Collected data
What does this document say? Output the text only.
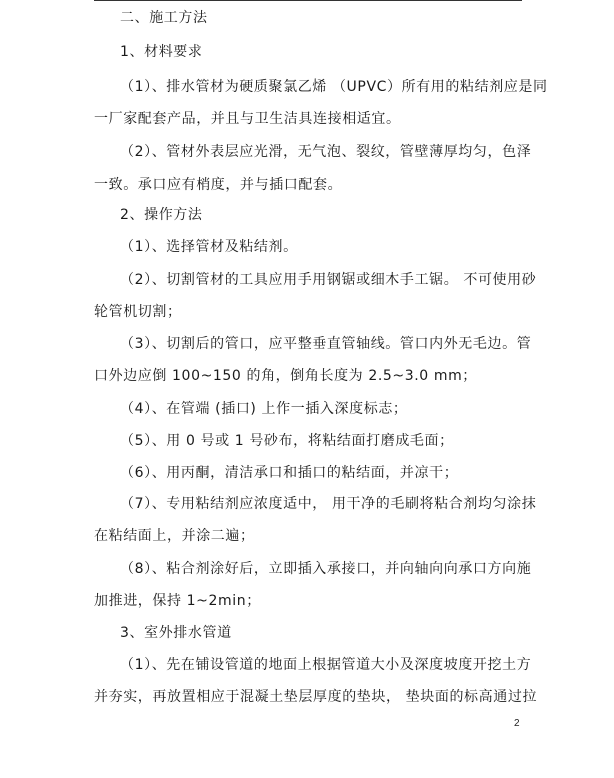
二、施工方法
1、材料要求
（1）、排水管材为硬质聚氯乙烯 （UPVC）所有用的粘结剂应是同
一厂家配套产品，并且与卫生洁具连接相适宜。
（2）、管材外表层应光滑，无气泡、裂纹，管壁薄厚均匀，色泽
一致。承口应有梢度，并与插口配套。
2、操作方法
（1）、选择管材及粘结剂。
（2）、切割管材的工具应用手用钢锯或细木手工锯。 不可使用砂
轮管机切割；
（3）、切割后的管口，应平整垂直管轴线。管口内外无毛边。管
口外边应倒 100~150 的角，倒角长度为 2.5~3.0 mm；
（4）、在管端 (插口) 上作一插入深度标志；
（5）、用 0 号或 1 号砂布，将粘结面打磨成毛面；
（6）、用丙酮，清洁承口和插口的粘结面，并凉干；
（7）、专用粘结剂应浓度适中， 用干净的毛刷将粘合剂均匀涂抹
在粘结面上，并涂二遍；
（8）、粘合剂涂好后，立即插入承接口，并向轴向向承口方向施
加推进，保持 1~2min；
3、室外排水管道
（1）、先在铺设管道的地面上根据管道大小及深度坡度开挖土方
并夯实，再放置相应于混凝土垫层厚度的垫块， 垫块面的标高通过拉
2
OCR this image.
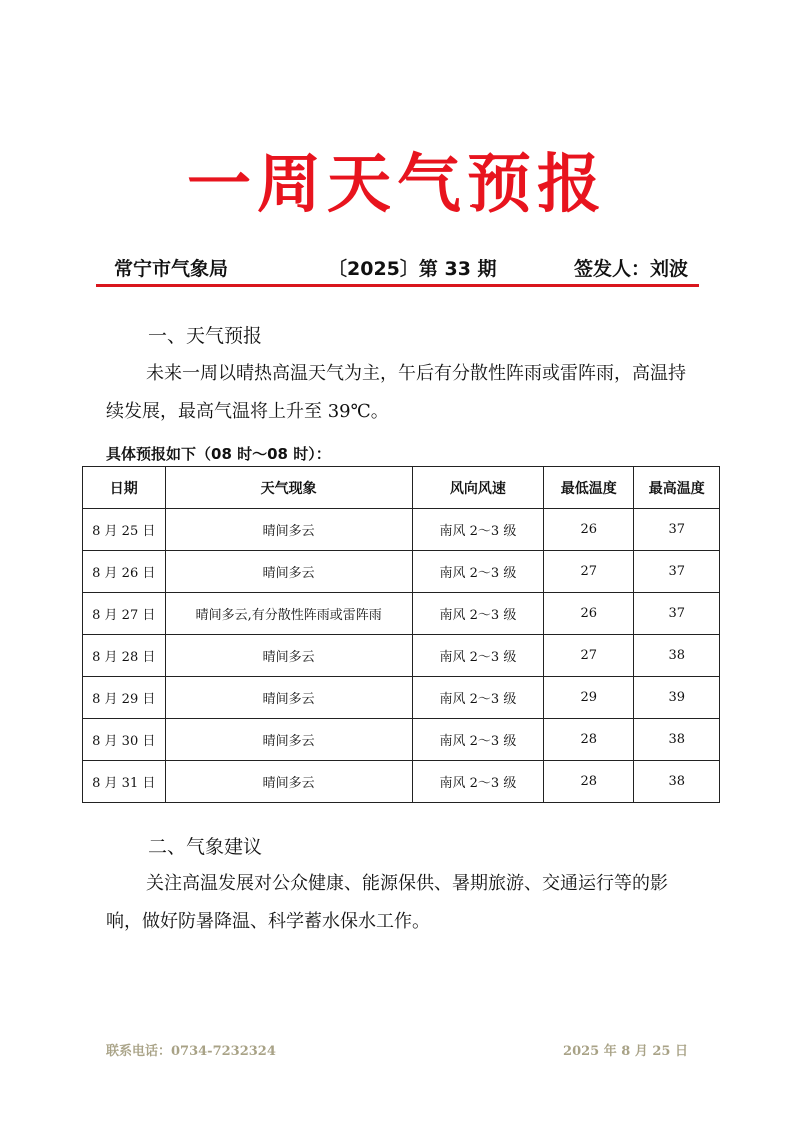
一周天气预报
常宁市气象局	〔2025〕第 33 期	签发人：刘波
一、天气预报

未来一周以晴热高温天气为主，午后有分散性阵雨或雷阵雨，高温持续发展，最高气温将上升至 39℃。

具体预报如下（08 时～08 时）：
日期	天气现象	风向风速	最低温度	最高温度
8 月 25 日	晴间多云	南风 2～3 级	26	37
8 月 26 日	晴间多云	南风 2～3 级	27	37
8 月 27 日	晴间多云,有分散性阵雨或雷阵雨	南风 2～3 级	26	37
8 月 28 日	晴间多云	南风 2～3 级	27	38
8 月 29 日	晴间多云	南风 2～3 级	29	39
8 月 30 日	晴间多云	南风 2～3 级	28	38
8 月 31 日	晴间多云	南风 2～3 级	28	38
二、气象建议

关注高温发展对公众健康、能源保供、暑期旅游、交通运行等的影响，做好防暑降温、科学蓄水保水工作。

联系电话：0734-7232324	2025 年 8 月 25 日
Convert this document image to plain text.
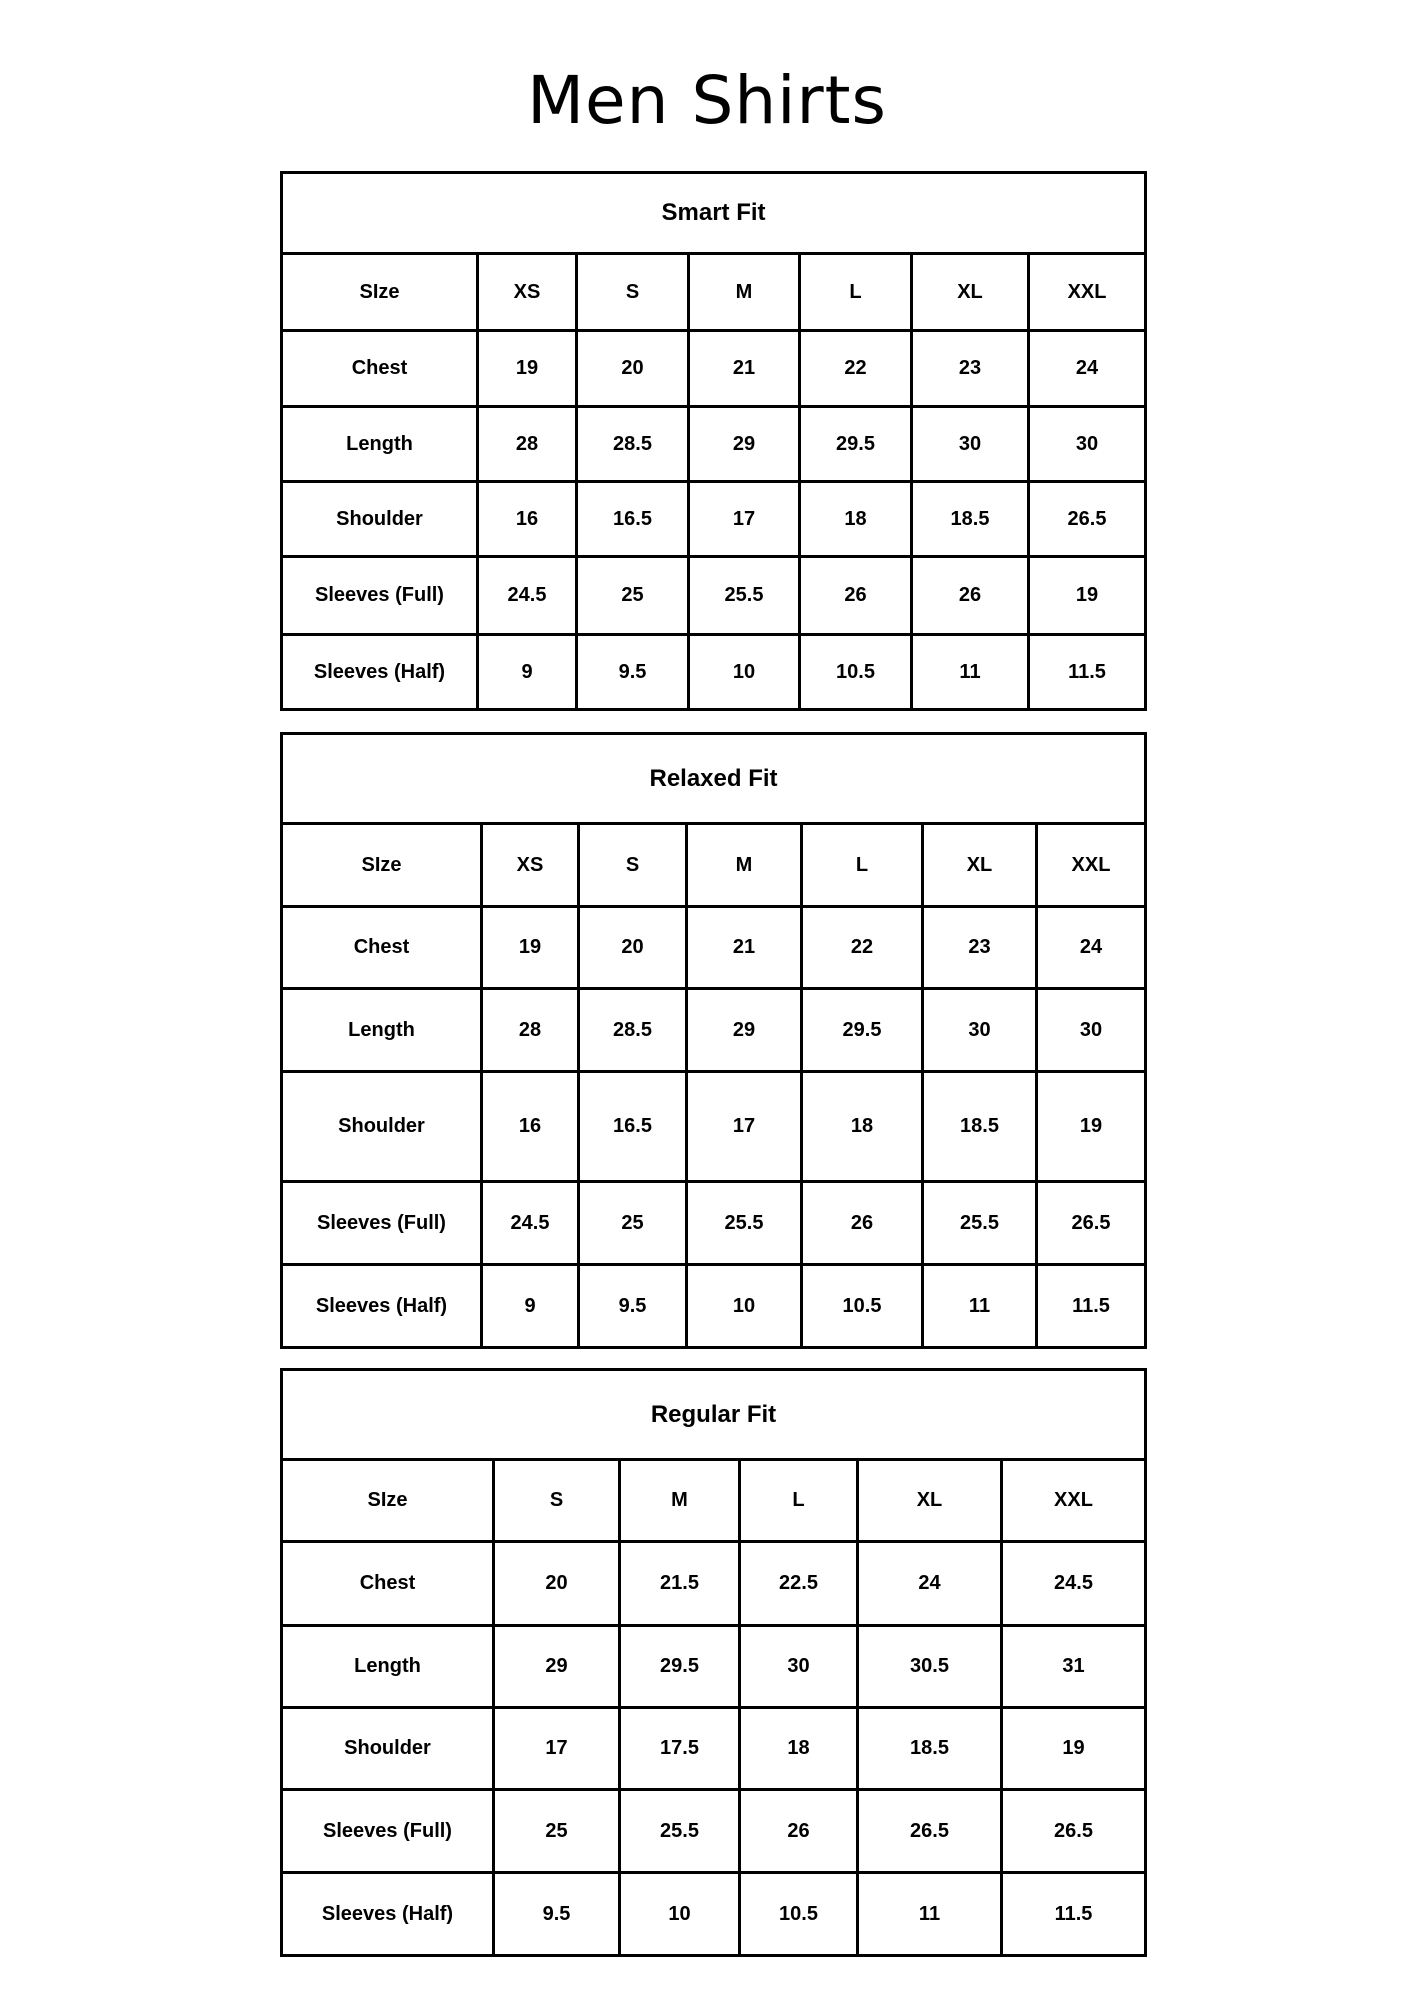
Men Shirts
Smart Fit						
SIze	XS	S	M	L	XL	XXL
Chest	19	20	21	22	23	24
Length	28	28.5	29	29.5	30	30
Shoulder	16	16.5	17	18	18.5	26.5
Sleeves (Full)	24.5	25	25.5	26	26	19
Sleeves (Half)	9	9.5	10	10.5	11	11.5
Relaxed Fit						
SIze	XS	S	M	L	XL	XXL
Chest	19	20	21	22	23	24
Length	28	28.5	29	29.5	30	30
Shoulder	16	16.5	17	18	18.5	19
Sleeves (Full)	24.5	25	25.5	26	25.5	26.5
Sleeves (Half)	9	9.5	10	10.5	11	11.5
Regular Fit					
SIze	S	M	L	XL	XXL
Chest	20	21.5	22.5	24	24.5
Length	29	29.5	30	30.5	31
Shoulder	17	17.5	18	18.5	19
Sleeves (Full)	25	25.5	26	26.5	26.5
Sleeves (Half)	9.5	10	10.5	11	11.5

-- Do this --
Each record above must be returned exactly as written, with its pictures omitted.

-- Answer for this exercise --
What does this document say? Output the text only.
二、施工方法
1、材料要求
（1）、排水管材为硬质聚氯乙烯 （UPVC）所有用的粘结剂应是同
一厂家配套产品，并且与卫生洁具连接相适宜。
（2）、管材外表层应光滑，无气泡、裂纹，管壁薄厚均匀，色泽
一致。承口应有梢度，并与插口配套。
2、操作方法
（1）、选择管材及粘结剂。
（2）、切割管材的工具应用手用钢锯或细木手工锯。 不可使用砂
轮管机切割；
（3）、切割后的管口，应平整垂直管轴线。管口内外无毛边。管
口外边应倒 100~150 的角，倒角长度为 2.5~3.0 mm；
（4）、在管端 (插口) 上作一插入深度标志；
（5）、用 0 号或 1 号砂布，将粘结面打磨成毛面；
（6）、用丙酮，清洁承口和插口的粘结面，并凉干；
（7）、专用粘结剂应浓度适中， 用干净的毛刷将粘合剂均匀涂抹
在粘结面上，并涂二遍；
（8）、粘合剂涂好后，立即插入承接口，并向轴向向承口方向施
加推进，保持 1~2min；
3、室外排水管道
（1）、先在铺设管道的地面上根据管道大小及深度坡度开挖土方
并夯实，再放置相应于混凝土垫层厚度的垫块， 垫块面的标高通过拉
2
OCR this image.
一周天气预报
常宁市气象局	〔2025〕第 33 期	签发人：刘波
一、天气预报

未来一周以晴热高温天气为主，午后有分散性阵雨或雷阵雨，高温持续发展，最高气温将上升至 39℃。

具体预报如下（08 时～08 时）：
日期	天气现象	风向风速	最低温度	最高温度
8 月 25 日	晴间多云	南风 2～3 级	26	37
8 月 26 日	晴间多云	南风 2～3 级	27	37
8 月 27 日	晴间多云,有分散性阵雨或雷阵雨	南风 2～3 级	26	37
8 月 28 日	晴间多云	南风 2～3 级	27	38
8 月 29 日	晴间多云	南风 2～3 级	29	39
8 月 30 日	晴间多云	南风 2～3 级	28	38
8 月 31 日	晴间多云	南风 2～3 级	28	38
二、气象建议

关注高温发展对公众健康、能源保供、暑期旅游、交通运行等的影响，做好防暑降温、科学蓄水保水工作。

联系电话：0734-7232324	2025 年 8 月 25 日
Convert this document image to plain text.
Men Shirts
Smart Fit						
SIze	XS	S	M	L	XL	XXL
Chest	19	20	21	22	23	24
Length	28	28.5	29	29.5	30	30
Shoulder	16	16.5	17	18	18.5	26.5
Sleeves (Full)	24.5	25	25.5	26	26	19
Sleeves (Half)	9	9.5	10	10.5	11	11.5
Relaxed Fit						
SIze	XS	S	M	L	XL	XXL
Chest	19	20	21	22	23	24
Length	28	28.5	29	29.5	30	30
Shoulder	16	16.5	17	18	18.5	19
Sleeves (Full)	24.5	25	25.5	26	25.5	26.5
Sleeves (Half)	9	9.5	10	10.5	11	11.5
Regular Fit					
SIze	S	M	L	XL	XXL
Chest	20	21.5	22.5	24	24.5
Length	29	29.5	30	30.5	31
Shoulder	17	17.5	18	18.5	19
Sleeves (Full)	25	25.5	26	26.5	26.5
Sleeves (Half)	9.5	10	10.5	11	11.5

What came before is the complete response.